Set every record down verbatim and omit the pictures.

begin TASK DATA

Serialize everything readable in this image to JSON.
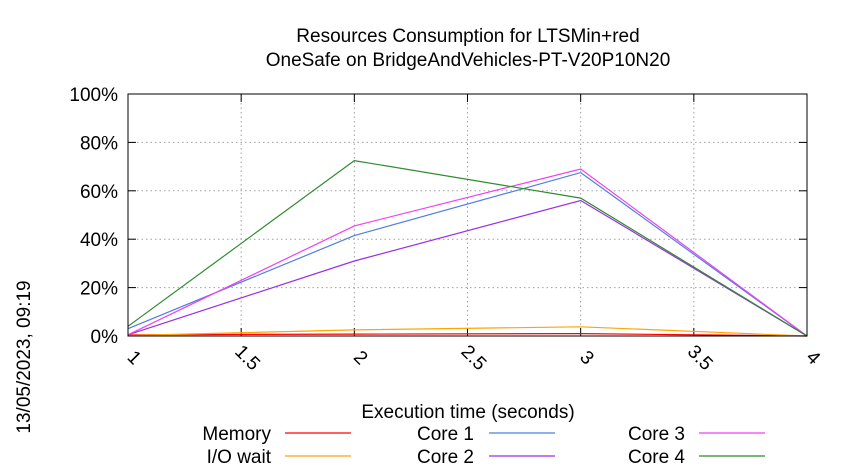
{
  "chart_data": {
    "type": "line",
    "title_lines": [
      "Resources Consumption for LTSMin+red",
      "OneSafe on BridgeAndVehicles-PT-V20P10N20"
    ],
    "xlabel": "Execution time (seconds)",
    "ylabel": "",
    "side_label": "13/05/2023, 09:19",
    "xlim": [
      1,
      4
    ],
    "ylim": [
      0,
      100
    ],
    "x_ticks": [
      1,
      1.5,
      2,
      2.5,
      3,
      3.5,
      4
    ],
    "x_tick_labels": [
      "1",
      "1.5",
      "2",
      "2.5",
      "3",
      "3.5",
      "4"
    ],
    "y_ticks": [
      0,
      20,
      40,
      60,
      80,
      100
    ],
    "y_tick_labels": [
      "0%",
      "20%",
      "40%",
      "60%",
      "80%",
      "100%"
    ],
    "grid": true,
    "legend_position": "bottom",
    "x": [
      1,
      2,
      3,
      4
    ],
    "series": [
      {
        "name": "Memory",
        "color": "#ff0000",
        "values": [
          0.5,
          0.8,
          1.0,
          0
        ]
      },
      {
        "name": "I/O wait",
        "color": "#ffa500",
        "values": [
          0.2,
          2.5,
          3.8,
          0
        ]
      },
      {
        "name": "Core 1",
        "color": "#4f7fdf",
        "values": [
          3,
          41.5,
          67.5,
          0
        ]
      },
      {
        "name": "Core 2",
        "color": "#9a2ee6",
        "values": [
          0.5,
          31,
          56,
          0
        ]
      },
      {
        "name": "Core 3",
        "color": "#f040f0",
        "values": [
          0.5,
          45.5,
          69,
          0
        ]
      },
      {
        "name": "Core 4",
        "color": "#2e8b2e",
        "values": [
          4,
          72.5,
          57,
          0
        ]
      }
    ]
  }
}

end TASK DATA

= OUTPUT OF THE EXERCISE =
Serialize everything readable in this image to JSON.
{
  "chart_data": {
    "type": "line",
    "title_lines": [
      "Resources Consumption for LTSMin+red",
      "OneSafe on BridgeAndVehicles-PT-V20P10N20"
    ],
    "xlabel": "Execution time (seconds)",
    "ylabel": "",
    "side_label": "13/05/2023, 09:19",
    "xlim": [
      1,
      4
    ],
    "ylim": [
      0,
      100
    ],
    "x_ticks": [
      1,
      1.5,
      2,
      2.5,
      3,
      3.5,
      4
    ],
    "x_tick_labels": [
      "1",
      "1.5",
      "2",
      "2.5",
      "3",
      "3.5",
      "4"
    ],
    "y_ticks": [
      0,
      20,
      40,
      60,
      80,
      100
    ],
    "y_tick_labels": [
      "0%",
      "20%",
      "40%",
      "60%",
      "80%",
      "100%"
    ],
    "grid": true,
    "legend_position": "bottom",
    "x": [
      1,
      2,
      3,
      4
    ],
    "series": [
      {
        "name": "Memory",
        "color": "#ff0000",
        "values": [
          0.5,
          0.8,
          1.0,
          0
        ]
      },
      {
        "name": "I/O wait",
        "color": "#ffa500",
        "values": [
          0.2,
          2.5,
          3.8,
          0
        ]
      },
      {
        "name": "Core 1",
        "color": "#4f7fdf",
        "values": [
          3,
          41.5,
          67.5,
          0
        ]
      },
      {
        "name": "Core 2",
        "color": "#9a2ee6",
        "values": [
          0.5,
          31,
          56,
          0
        ]
      },
      {
        "name": "Core 3",
        "color": "#f040f0",
        "values": [
          0.5,
          45.5,
          69,
          0
        ]
      },
      {
        "name": "Core 4",
        "color": "#2e8b2e",
        "values": [
          4,
          72.5,
          57,
          0
        ]
      }
    ]
  }
}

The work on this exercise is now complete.